The task
Locate each line containing the string "name" and copy it out.

········

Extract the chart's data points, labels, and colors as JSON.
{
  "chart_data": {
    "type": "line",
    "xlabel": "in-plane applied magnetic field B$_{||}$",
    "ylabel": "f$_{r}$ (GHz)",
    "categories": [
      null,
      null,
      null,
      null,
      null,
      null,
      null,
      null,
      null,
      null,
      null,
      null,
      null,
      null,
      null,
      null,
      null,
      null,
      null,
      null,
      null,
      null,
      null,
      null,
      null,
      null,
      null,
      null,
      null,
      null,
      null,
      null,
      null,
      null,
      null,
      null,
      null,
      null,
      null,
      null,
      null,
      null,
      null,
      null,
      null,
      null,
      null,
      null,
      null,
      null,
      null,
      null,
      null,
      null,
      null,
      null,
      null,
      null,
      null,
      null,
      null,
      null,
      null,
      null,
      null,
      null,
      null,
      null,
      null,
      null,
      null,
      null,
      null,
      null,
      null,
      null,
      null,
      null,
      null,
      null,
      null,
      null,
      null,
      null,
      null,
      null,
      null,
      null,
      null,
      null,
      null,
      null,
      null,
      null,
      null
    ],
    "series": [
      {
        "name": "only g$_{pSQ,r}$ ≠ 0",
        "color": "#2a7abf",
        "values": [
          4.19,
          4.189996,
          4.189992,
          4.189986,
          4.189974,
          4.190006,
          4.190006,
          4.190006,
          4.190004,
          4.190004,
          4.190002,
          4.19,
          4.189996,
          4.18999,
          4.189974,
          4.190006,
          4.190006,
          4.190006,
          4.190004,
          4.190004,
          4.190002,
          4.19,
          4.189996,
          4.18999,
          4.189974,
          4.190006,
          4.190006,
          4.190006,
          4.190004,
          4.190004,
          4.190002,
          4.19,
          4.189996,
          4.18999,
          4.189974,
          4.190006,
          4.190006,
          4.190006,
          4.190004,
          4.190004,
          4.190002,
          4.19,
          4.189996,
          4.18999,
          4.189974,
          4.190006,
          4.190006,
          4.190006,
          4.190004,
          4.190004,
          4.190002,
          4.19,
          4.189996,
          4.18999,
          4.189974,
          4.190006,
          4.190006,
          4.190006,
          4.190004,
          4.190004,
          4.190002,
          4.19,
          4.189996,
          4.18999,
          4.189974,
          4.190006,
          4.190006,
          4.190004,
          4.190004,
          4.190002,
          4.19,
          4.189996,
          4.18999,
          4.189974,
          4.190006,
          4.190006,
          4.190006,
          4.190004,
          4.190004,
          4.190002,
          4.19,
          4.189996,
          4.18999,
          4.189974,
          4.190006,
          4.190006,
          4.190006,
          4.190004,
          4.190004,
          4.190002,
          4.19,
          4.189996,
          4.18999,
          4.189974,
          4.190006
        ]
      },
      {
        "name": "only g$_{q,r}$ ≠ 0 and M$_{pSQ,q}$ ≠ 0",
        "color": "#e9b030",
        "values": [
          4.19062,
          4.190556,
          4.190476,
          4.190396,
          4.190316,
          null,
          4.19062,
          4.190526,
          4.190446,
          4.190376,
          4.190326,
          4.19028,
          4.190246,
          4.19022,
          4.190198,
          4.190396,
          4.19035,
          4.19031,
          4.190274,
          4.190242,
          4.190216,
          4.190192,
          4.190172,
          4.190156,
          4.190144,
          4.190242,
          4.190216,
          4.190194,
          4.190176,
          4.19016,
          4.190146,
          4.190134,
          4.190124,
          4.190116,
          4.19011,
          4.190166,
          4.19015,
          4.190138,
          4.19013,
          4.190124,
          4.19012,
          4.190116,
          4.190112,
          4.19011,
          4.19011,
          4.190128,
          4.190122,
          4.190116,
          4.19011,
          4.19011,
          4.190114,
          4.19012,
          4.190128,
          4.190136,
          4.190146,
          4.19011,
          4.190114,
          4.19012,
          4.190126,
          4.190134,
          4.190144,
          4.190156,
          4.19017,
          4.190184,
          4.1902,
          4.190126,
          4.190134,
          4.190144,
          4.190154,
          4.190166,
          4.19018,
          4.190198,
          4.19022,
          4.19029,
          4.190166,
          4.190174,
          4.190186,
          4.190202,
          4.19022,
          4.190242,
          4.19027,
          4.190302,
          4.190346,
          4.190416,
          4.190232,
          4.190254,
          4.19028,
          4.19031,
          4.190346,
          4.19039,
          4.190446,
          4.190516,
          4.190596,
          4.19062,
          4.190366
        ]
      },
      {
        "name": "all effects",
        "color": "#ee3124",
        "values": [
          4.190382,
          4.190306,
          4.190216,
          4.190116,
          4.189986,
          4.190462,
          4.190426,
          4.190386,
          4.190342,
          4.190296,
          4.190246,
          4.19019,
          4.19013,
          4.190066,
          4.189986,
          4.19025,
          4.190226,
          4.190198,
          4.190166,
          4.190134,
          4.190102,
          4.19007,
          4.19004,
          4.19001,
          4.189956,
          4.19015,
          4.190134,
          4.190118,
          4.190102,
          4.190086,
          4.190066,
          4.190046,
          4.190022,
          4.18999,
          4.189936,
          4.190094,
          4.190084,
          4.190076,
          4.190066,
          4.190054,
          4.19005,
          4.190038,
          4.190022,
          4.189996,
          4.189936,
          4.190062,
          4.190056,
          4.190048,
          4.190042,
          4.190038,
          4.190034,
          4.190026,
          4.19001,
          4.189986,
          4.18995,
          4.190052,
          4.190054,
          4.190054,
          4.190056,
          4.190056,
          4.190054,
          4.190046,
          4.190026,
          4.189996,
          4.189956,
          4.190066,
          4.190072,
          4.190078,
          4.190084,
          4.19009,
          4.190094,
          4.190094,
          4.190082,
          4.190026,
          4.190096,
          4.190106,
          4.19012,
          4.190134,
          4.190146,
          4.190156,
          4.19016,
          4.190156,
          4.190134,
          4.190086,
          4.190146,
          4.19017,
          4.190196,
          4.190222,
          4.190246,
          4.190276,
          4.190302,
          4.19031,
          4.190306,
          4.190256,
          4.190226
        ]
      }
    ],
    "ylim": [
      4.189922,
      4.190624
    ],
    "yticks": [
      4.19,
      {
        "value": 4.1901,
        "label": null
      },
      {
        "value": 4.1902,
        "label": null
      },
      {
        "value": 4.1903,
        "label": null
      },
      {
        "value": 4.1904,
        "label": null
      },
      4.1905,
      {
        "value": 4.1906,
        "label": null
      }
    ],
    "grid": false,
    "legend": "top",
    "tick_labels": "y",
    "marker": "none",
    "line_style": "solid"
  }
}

········

Written answer
        "name": "only g$_{pSQ,r}$ ≠ 0",
        "name": "only g$_{q,r}$ ≠ 0 and M$_{pSQ,q}$ ≠ 0",
        "name": "all effects",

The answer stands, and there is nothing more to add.